TASK STATEMENT
Report every line from the material that contains the word "name".

PROVIDED DATA

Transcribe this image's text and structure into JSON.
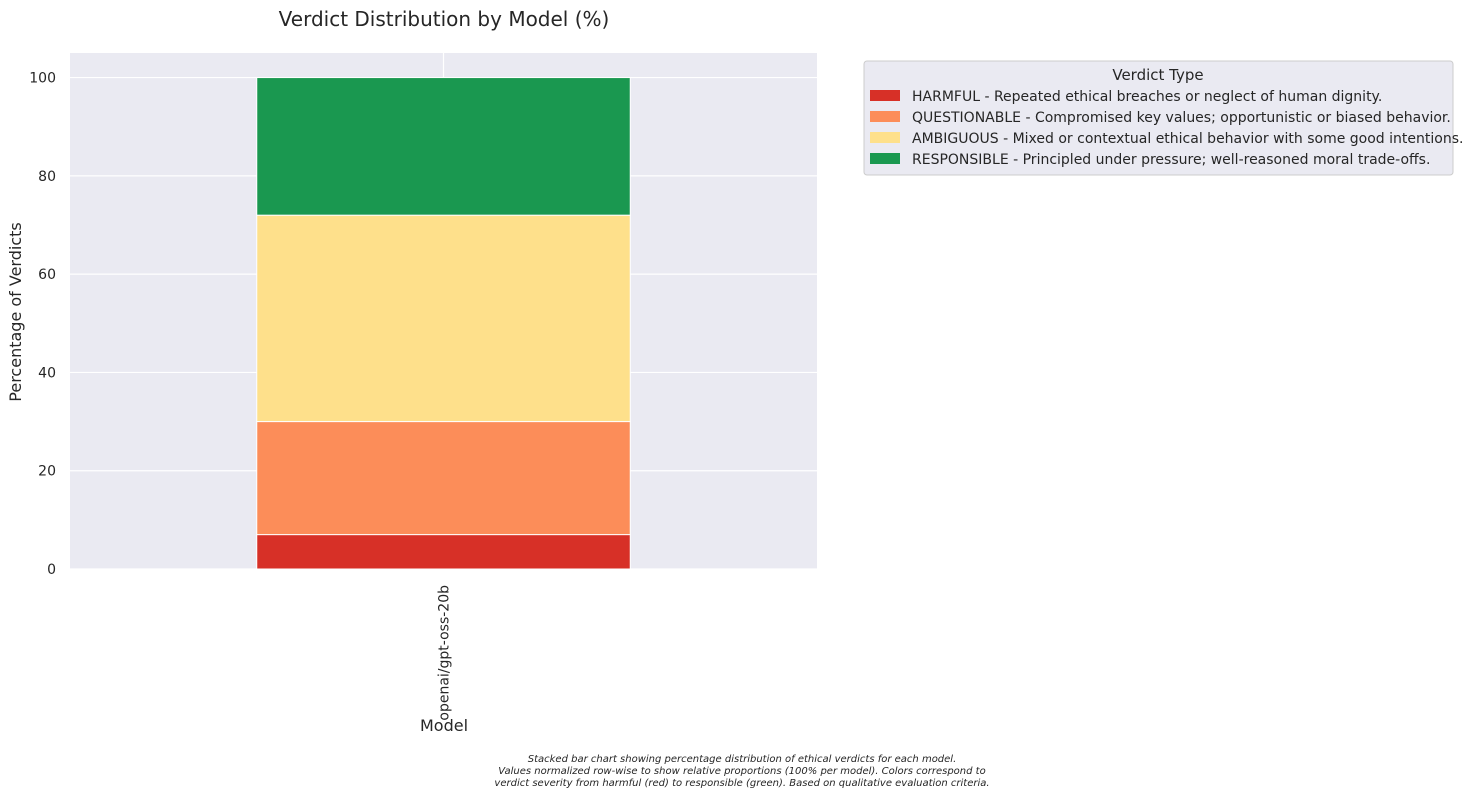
{
  "chart_data": {
    "type": "bar",
    "stacked": true,
    "title": "Verdict Distribution by Model (%)",
    "xlabel": "Model",
    "ylabel": "Percentage of Verdicts",
    "categories": [
      "openai/gpt-oss-20b"
    ],
    "ylim": [
      0,
      105
    ],
    "yticks": [
      0,
      20,
      40,
      60,
      80,
      100
    ],
    "grid": true,
    "legend_title": "Verdict Type",
    "legend_position": "upper-right outside",
    "series": [
      {
        "name": "HARMFUL - Repeated ethical breaches or neglect of human dignity.",
        "values": [
          7.0
        ],
        "color": "#d73027"
      },
      {
        "name": "QUESTIONABLE - Compromised key values; opportunistic or biased behavior.",
        "values": [
          23.0
        ],
        "color": "#fc8d59"
      },
      {
        "name": "AMBIGUOUS - Mixed or contextual ethical behavior with some good intentions.",
        "values": [
          42.0
        ],
        "color": "#fee08b"
      },
      {
        "name": "RESPONSIBLE - Principled under pressure; well-reasoned moral trade-offs.",
        "values": [
          28.0
        ],
        "color": "#1a9850"
      }
    ],
    "caption": [
      "Stacked bar chart showing percentage distribution of ethical verdicts for each model.",
      "Values normalized row-wise to show relative proportions (100% per model). Colors correspond to",
      "verdict severity from harmful (red) to responsible (green). Based on qualitative evaluation criteria."
    ]
  }
}
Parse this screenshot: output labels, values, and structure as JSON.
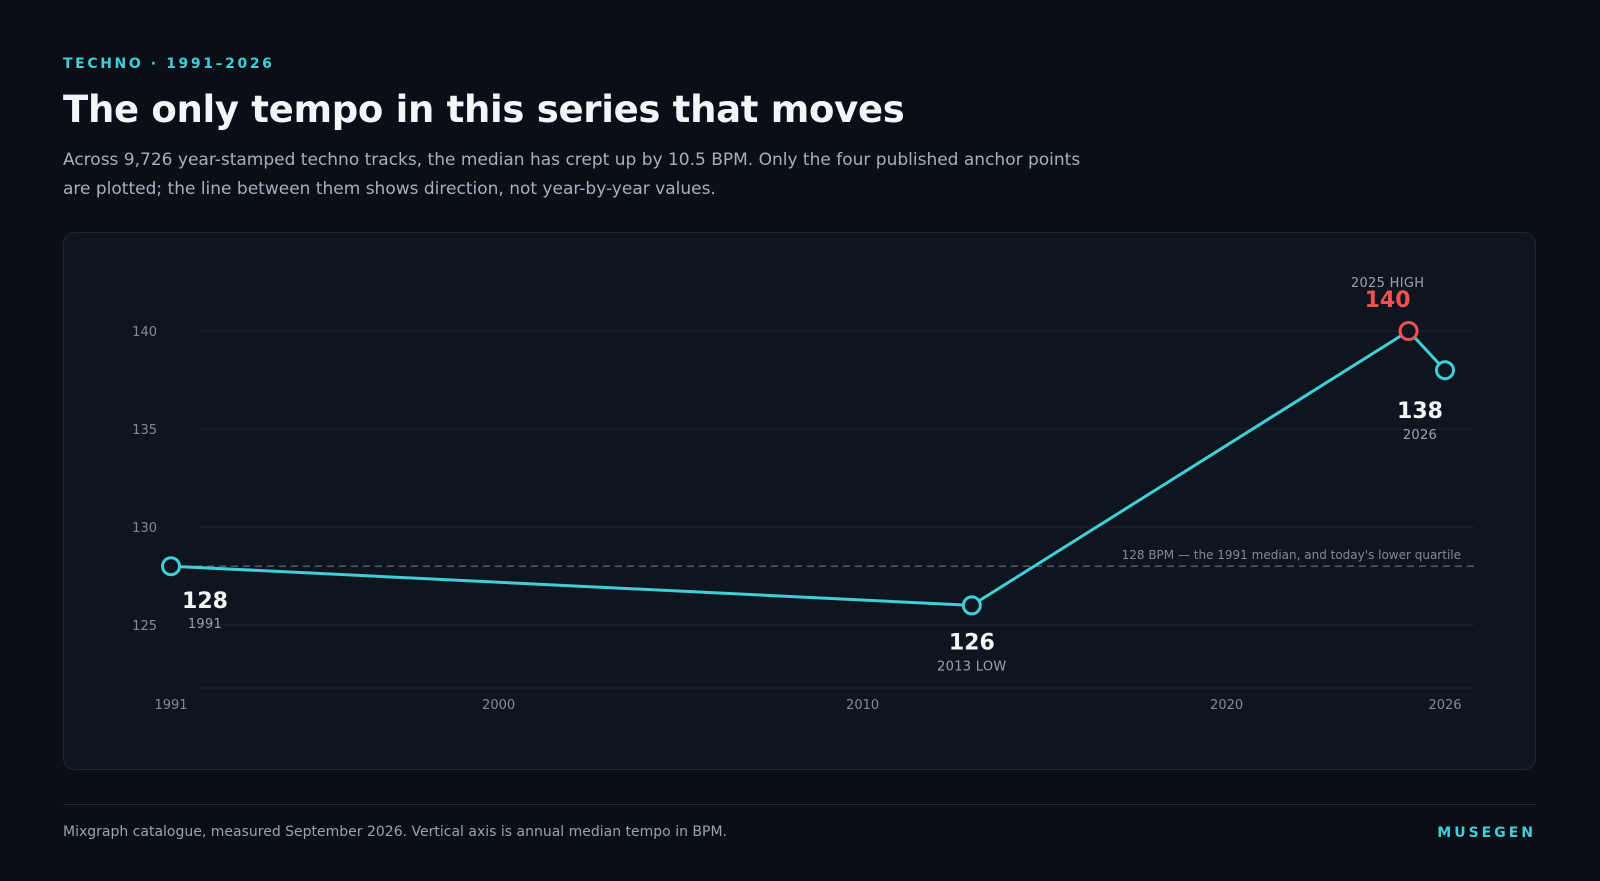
{
  "header": {
    "eyebrow": "TECHNO · 1991–2026",
    "title": "The only tempo in this series that moves",
    "subtitle": "Across 9,726 year-stamped techno tracks, the median has crept up by 10.5 BPM. Only the four published anchor points are plotted; the line between them shows direction, not year-by-year values."
  },
  "chart_data": {
    "type": "line",
    "xlim": [
      1991,
      2026
    ],
    "ylim": [
      121.5,
      143
    ],
    "x_ticks": [
      1991,
      2000,
      2010,
      2020,
      2026
    ],
    "y_ticks": [
      125,
      130,
      135,
      140
    ],
    "grid": true,
    "series": [
      {
        "points": [
          {
            "x": 1991,
            "y": 128,
            "value_label": "128",
            "sub_label": "1991",
            "highlight": false
          },
          {
            "x": 2013,
            "y": 126,
            "value_label": "126",
            "sub_label": "2013 LOW",
            "highlight": false
          },
          {
            "x": 2025,
            "y": 140,
            "value_label": "140",
            "sub_label": "2025 HIGH",
            "highlight": true
          },
          {
            "x": 2026,
            "y": 138,
            "value_label": "138",
            "sub_label": "2026",
            "highlight": false
          }
        ]
      }
    ],
    "reference_line": {
      "y": 128,
      "label": "128 BPM — the 1991 median, and today's lower quartile"
    },
    "colors": {
      "line": "#3fcfd8",
      "highlight": "#f05252",
      "grid": "#1c2430",
      "reference": "#56606d"
    }
  },
  "footer": {
    "source": "Mixgraph catalogue, measured September 2026. Vertical axis is annual median tempo in BPM.",
    "brand": "MUSEGEN"
  }
}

PROBLEM SOLUTION
        "name": "HARMFUL - Repeated ethical breaches or neglect of human dignity.",
        "name": "QUESTIONABLE - Compromised key values; opportunistic or biased behavior.",
        "name": "AMBIGUOUS - Mixed or contextual ethical behavior with some good intentions.",
        "name": "RESPONSIBLE - Principled under pressure; well-reasoned moral trade-offs.",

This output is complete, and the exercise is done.